↓↓↓

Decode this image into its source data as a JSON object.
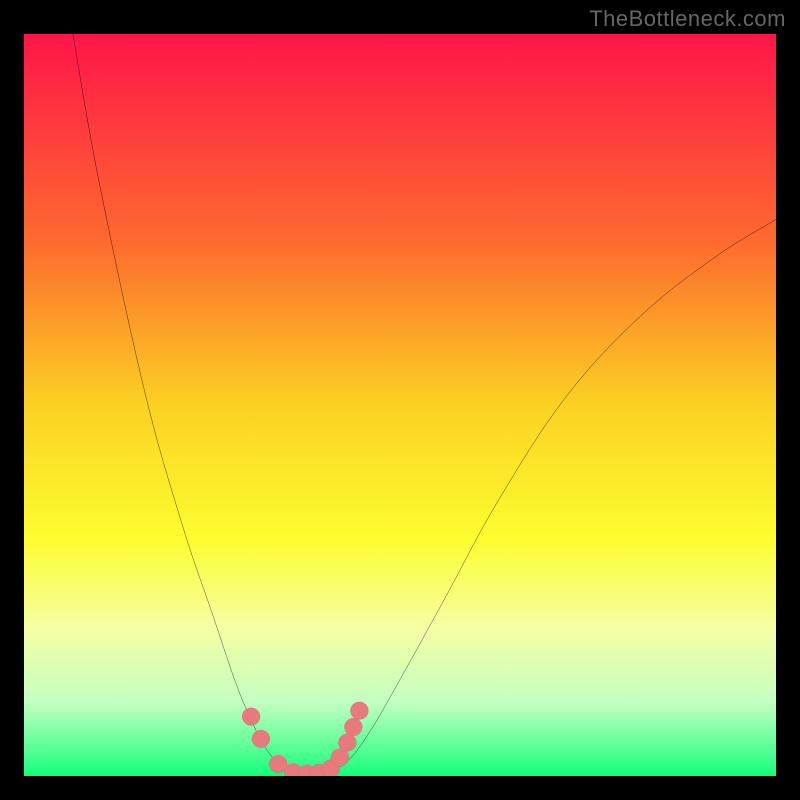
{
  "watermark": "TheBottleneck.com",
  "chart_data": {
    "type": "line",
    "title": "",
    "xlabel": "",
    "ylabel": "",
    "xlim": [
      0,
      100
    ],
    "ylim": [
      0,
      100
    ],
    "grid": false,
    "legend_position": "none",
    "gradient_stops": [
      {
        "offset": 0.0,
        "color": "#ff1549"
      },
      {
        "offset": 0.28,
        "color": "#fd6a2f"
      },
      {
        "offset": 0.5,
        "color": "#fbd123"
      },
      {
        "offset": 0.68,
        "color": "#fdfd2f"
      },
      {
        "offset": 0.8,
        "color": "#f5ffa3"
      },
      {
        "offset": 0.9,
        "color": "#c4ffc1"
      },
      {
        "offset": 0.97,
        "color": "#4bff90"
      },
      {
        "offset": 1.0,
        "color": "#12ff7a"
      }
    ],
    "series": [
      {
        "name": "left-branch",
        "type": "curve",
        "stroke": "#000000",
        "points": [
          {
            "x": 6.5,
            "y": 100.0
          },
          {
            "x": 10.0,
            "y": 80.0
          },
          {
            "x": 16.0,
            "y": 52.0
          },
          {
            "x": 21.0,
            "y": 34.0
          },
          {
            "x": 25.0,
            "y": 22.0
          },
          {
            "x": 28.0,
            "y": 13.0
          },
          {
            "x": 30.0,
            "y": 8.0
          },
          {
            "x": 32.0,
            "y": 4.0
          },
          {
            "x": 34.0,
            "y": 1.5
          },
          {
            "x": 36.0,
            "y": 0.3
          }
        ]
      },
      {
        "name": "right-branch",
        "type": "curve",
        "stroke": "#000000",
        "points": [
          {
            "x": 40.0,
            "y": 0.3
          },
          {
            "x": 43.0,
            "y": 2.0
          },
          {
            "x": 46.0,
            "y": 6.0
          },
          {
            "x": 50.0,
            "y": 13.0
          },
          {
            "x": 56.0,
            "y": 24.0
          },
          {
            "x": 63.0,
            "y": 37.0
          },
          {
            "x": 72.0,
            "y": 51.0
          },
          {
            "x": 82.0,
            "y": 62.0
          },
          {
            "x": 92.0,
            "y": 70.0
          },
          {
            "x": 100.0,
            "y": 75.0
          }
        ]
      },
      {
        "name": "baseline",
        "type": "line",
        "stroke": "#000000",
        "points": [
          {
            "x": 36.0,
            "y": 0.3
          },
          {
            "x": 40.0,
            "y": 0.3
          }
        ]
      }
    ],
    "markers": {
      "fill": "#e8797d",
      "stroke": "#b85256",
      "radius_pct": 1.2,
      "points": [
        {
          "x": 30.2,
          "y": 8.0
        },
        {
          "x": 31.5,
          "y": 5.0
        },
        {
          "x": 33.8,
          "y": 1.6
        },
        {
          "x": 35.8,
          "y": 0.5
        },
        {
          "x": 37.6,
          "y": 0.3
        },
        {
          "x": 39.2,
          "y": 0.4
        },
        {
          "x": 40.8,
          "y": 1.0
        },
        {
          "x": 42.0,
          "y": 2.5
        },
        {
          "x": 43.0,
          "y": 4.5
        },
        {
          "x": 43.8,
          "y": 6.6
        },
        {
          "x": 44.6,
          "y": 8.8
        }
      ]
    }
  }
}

↑↑↑

▸ **Set task**:
Repeat each record exactly, with the pictures left out.

▸ **The reply**:
Decode this image into its source data as a JSON object.
{
  "watermark": "TheBottleneck.com",
  "chart_data": {
    "type": "line",
    "title": "",
    "xlabel": "",
    "ylabel": "",
    "xlim": [
      0,
      100
    ],
    "ylim": [
      0,
      100
    ],
    "grid": false,
    "legend_position": "none",
    "gradient_stops": [
      {
        "offset": 0.0,
        "color": "#ff1549"
      },
      {
        "offset": 0.28,
        "color": "#fd6a2f"
      },
      {
        "offset": 0.5,
        "color": "#fbd123"
      },
      {
        "offset": 0.68,
        "color": "#fdfd2f"
      },
      {
        "offset": 0.8,
        "color": "#f5ffa3"
      },
      {
        "offset": 0.9,
        "color": "#c4ffc1"
      },
      {
        "offset": 0.97,
        "color": "#4bff90"
      },
      {
        "offset": 1.0,
        "color": "#12ff7a"
      }
    ],
    "series": [
      {
        "name": "left-branch",
        "type": "curve",
        "stroke": "#000000",
        "points": [
          {
            "x": 6.5,
            "y": 100.0
          },
          {
            "x": 10.0,
            "y": 80.0
          },
          {
            "x": 16.0,
            "y": 52.0
          },
          {
            "x": 21.0,
            "y": 34.0
          },
          {
            "x": 25.0,
            "y": 22.0
          },
          {
            "x": 28.0,
            "y": 13.0
          },
          {
            "x": 30.0,
            "y": 8.0
          },
          {
            "x": 32.0,
            "y": 4.0
          },
          {
            "x": 34.0,
            "y": 1.5
          },
          {
            "x": 36.0,
            "y": 0.3
          }
        ]
      },
      {
        "name": "right-branch",
        "type": "curve",
        "stroke": "#000000",
        "points": [
          {
            "x": 40.0,
            "y": 0.3
          },
          {
            "x": 43.0,
            "y": 2.0
          },
          {
            "x": 46.0,
            "y": 6.0
          },
          {
            "x": 50.0,
            "y": 13.0
          },
          {
            "x": 56.0,
            "y": 24.0
          },
          {
            "x": 63.0,
            "y": 37.0
          },
          {
            "x": 72.0,
            "y": 51.0
          },
          {
            "x": 82.0,
            "y": 62.0
          },
          {
            "x": 92.0,
            "y": 70.0
          },
          {
            "x": 100.0,
            "y": 75.0
          }
        ]
      },
      {
        "name": "baseline",
        "type": "line",
        "stroke": "#000000",
        "points": [
          {
            "x": 36.0,
            "y": 0.3
          },
          {
            "x": 40.0,
            "y": 0.3
          }
        ]
      }
    ],
    "markers": {
      "fill": "#e8797d",
      "stroke": "#b85256",
      "radius_pct": 1.2,
      "points": [
        {
          "x": 30.2,
          "y": 8.0
        },
        {
          "x": 31.5,
          "y": 5.0
        },
        {
          "x": 33.8,
          "y": 1.6
        },
        {
          "x": 35.8,
          "y": 0.5
        },
        {
          "x": 37.6,
          "y": 0.3
        },
        {
          "x": 39.2,
          "y": 0.4
        },
        {
          "x": 40.8,
          "y": 1.0
        },
        {
          "x": 42.0,
          "y": 2.5
        },
        {
          "x": 43.0,
          "y": 4.5
        },
        {
          "x": 43.8,
          "y": 6.6
        },
        {
          "x": 44.6,
          "y": 8.8
        }
      ]
    }
  }
}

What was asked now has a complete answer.